▸ DO THIS
Which lines hold the word "Super"? Copy each one.

▸ SUPPLIED DATA

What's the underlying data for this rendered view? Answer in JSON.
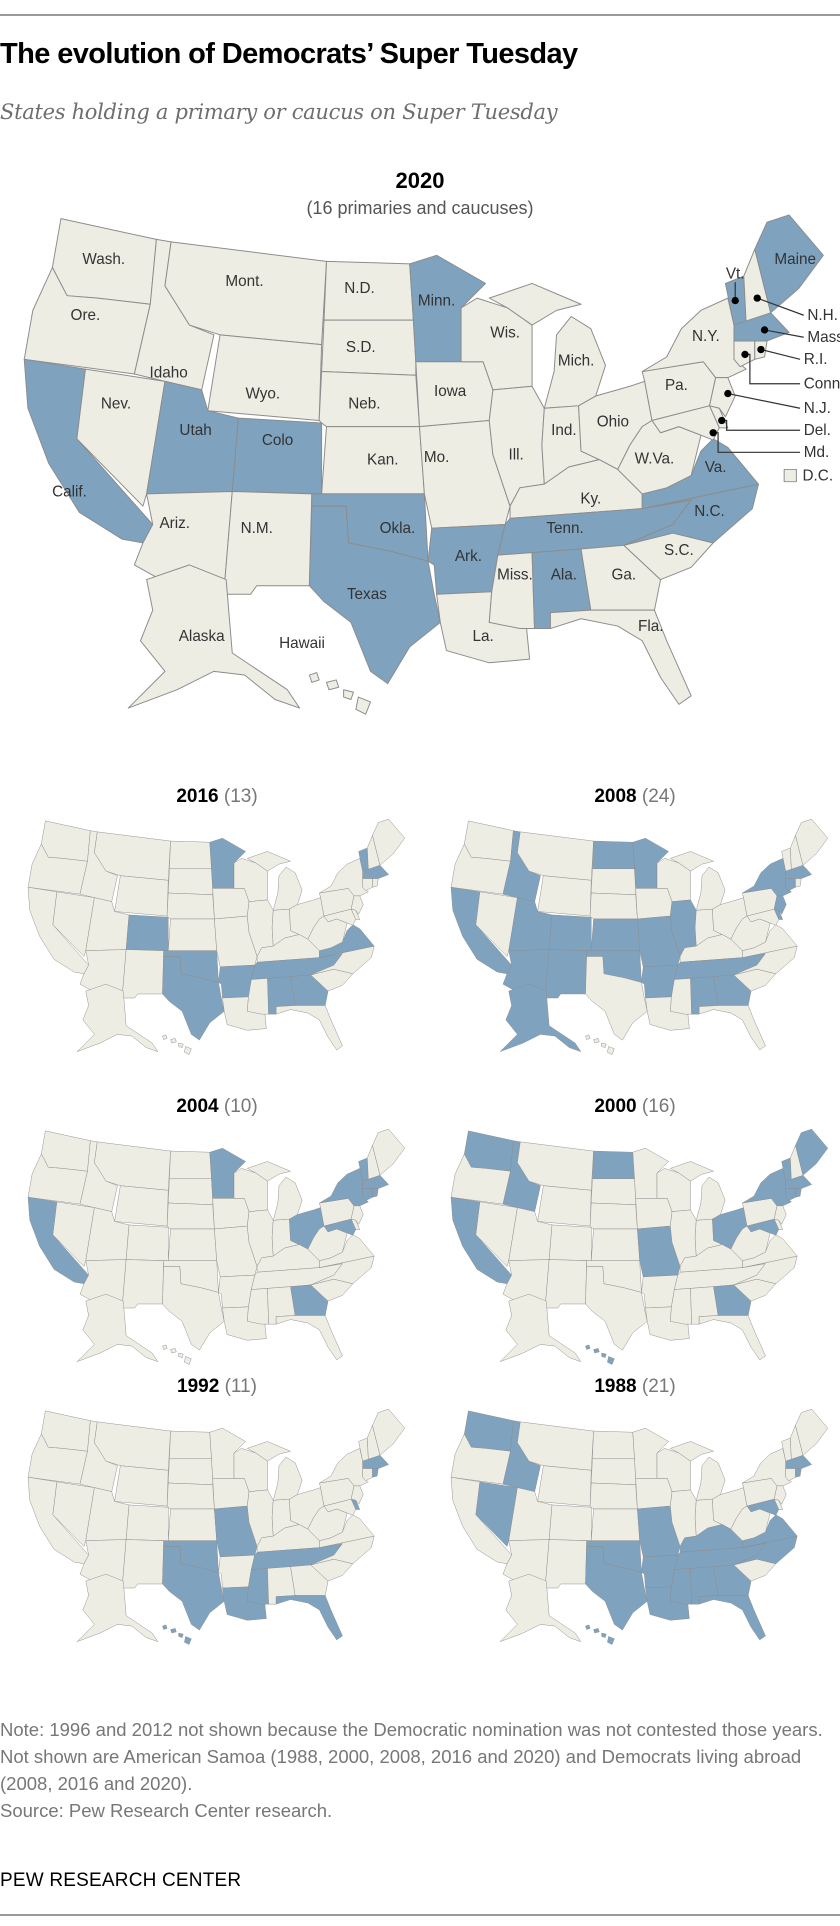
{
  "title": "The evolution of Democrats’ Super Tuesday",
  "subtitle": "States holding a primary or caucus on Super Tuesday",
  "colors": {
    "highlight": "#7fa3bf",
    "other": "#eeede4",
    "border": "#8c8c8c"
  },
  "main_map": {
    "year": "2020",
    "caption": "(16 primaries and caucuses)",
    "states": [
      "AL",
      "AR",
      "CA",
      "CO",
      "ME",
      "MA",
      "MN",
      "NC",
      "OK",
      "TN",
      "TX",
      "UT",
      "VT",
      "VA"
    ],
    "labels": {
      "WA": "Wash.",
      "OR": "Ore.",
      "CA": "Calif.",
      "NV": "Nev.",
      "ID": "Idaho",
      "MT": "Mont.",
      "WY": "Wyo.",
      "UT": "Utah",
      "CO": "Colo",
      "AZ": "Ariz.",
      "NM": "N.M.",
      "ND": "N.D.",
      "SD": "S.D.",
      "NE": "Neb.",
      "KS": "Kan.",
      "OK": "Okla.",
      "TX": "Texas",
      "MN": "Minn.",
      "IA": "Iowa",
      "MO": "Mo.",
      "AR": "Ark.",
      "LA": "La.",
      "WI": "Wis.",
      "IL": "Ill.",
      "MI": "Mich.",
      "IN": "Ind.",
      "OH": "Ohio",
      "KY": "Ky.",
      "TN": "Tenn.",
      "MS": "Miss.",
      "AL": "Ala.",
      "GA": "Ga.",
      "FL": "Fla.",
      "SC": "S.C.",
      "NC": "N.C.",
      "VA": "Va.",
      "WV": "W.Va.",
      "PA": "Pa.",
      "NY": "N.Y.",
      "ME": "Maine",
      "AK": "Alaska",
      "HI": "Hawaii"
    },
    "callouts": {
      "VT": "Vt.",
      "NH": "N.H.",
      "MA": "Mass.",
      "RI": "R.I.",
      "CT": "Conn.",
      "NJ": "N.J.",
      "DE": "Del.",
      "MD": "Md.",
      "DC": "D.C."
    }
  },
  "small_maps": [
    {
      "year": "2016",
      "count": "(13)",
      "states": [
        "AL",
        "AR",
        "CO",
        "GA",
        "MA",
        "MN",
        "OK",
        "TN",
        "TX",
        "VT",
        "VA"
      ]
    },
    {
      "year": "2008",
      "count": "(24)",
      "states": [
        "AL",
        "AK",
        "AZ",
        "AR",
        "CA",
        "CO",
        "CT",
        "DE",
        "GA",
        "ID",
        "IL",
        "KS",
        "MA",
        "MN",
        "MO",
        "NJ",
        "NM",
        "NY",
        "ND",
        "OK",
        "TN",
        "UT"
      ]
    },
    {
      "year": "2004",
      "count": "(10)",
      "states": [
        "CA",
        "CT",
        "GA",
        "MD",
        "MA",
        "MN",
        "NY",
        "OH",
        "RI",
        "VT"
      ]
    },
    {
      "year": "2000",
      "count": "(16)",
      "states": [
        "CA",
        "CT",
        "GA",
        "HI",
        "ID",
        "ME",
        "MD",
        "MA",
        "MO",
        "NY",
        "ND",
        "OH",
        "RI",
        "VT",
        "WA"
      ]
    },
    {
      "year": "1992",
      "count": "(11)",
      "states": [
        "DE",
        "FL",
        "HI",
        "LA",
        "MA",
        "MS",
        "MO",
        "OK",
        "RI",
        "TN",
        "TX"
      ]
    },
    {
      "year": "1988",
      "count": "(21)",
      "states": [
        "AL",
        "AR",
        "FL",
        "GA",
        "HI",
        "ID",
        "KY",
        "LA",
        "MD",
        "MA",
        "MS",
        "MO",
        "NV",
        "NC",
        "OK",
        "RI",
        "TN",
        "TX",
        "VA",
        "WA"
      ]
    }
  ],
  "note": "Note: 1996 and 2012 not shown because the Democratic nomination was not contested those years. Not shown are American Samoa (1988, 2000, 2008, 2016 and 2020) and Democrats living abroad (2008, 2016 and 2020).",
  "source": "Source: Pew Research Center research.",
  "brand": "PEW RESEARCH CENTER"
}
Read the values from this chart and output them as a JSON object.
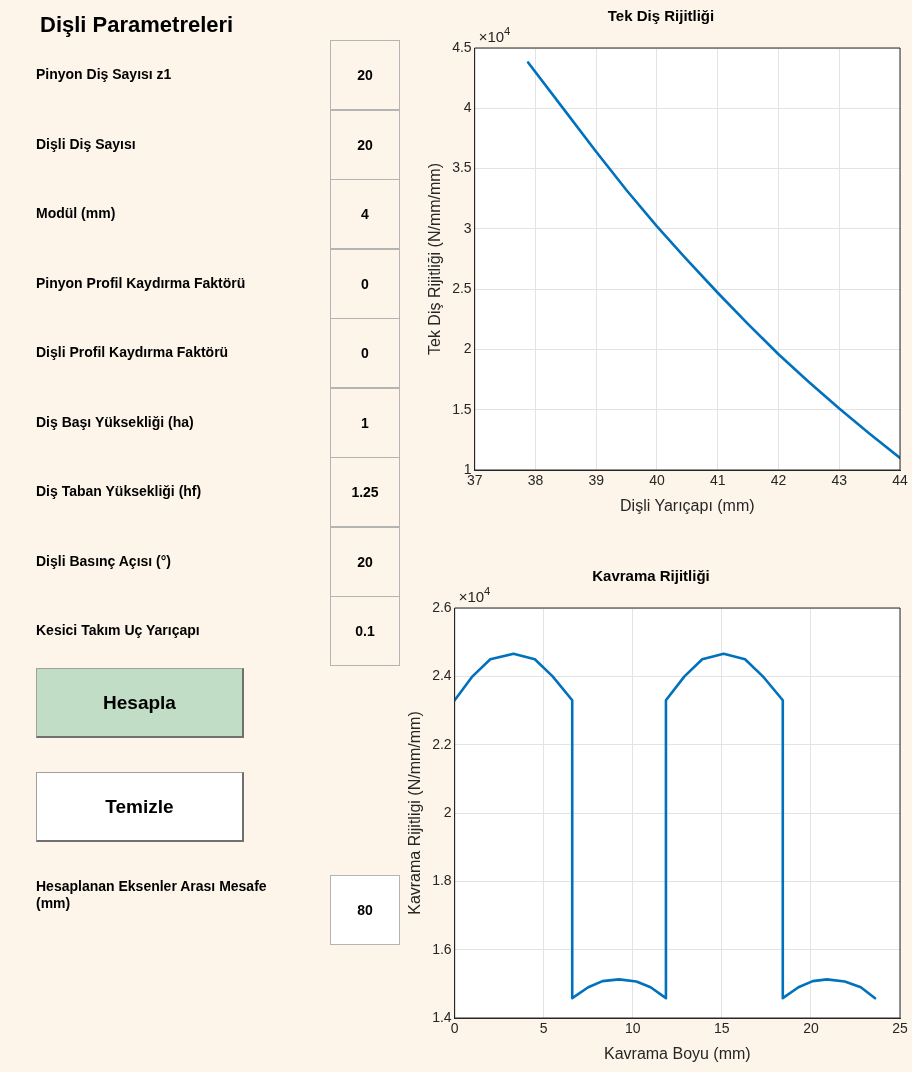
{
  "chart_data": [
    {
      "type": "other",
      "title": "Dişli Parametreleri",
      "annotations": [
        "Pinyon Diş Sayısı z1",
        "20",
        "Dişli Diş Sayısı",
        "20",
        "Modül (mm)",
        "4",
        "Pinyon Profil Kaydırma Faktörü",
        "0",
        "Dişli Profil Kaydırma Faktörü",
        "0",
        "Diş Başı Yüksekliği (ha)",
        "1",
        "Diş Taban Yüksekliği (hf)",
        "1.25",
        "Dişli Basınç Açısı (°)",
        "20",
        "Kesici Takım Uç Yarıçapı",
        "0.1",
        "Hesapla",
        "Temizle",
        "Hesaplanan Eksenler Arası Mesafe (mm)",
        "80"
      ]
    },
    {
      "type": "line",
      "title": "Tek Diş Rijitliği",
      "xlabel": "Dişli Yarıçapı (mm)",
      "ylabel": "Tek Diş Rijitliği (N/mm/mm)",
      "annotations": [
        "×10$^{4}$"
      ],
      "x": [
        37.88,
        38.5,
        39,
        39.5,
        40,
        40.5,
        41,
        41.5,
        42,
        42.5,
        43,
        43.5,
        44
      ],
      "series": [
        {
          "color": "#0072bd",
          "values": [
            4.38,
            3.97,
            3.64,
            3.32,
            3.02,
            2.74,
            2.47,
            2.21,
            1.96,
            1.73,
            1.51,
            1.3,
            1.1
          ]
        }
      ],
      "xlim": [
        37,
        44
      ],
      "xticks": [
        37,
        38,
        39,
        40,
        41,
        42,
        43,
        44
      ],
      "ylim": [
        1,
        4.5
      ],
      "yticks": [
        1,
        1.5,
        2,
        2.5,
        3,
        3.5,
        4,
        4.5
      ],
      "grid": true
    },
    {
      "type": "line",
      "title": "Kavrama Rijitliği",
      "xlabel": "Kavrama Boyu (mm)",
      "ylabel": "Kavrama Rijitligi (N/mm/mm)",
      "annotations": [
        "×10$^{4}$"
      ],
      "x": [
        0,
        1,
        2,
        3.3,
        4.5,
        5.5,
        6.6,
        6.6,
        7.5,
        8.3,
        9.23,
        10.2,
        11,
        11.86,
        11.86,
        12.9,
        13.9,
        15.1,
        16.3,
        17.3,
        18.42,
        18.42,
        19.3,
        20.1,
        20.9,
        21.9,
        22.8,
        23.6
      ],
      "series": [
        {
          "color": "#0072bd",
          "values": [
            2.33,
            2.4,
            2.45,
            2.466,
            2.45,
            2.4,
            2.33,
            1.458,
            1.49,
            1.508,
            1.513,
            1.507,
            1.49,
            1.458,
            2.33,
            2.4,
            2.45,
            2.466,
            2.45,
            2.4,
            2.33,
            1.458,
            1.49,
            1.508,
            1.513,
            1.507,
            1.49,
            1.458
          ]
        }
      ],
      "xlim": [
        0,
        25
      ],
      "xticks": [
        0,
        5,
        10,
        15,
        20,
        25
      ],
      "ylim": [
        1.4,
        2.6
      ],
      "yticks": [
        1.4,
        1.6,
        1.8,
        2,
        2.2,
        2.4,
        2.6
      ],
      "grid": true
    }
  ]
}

▸ COMPLETE ANSWER
  "title": "The evolution of Democrats’ Super Tuesday",
  "subtitle": "States holding a primary or caucus on Super Tuesday",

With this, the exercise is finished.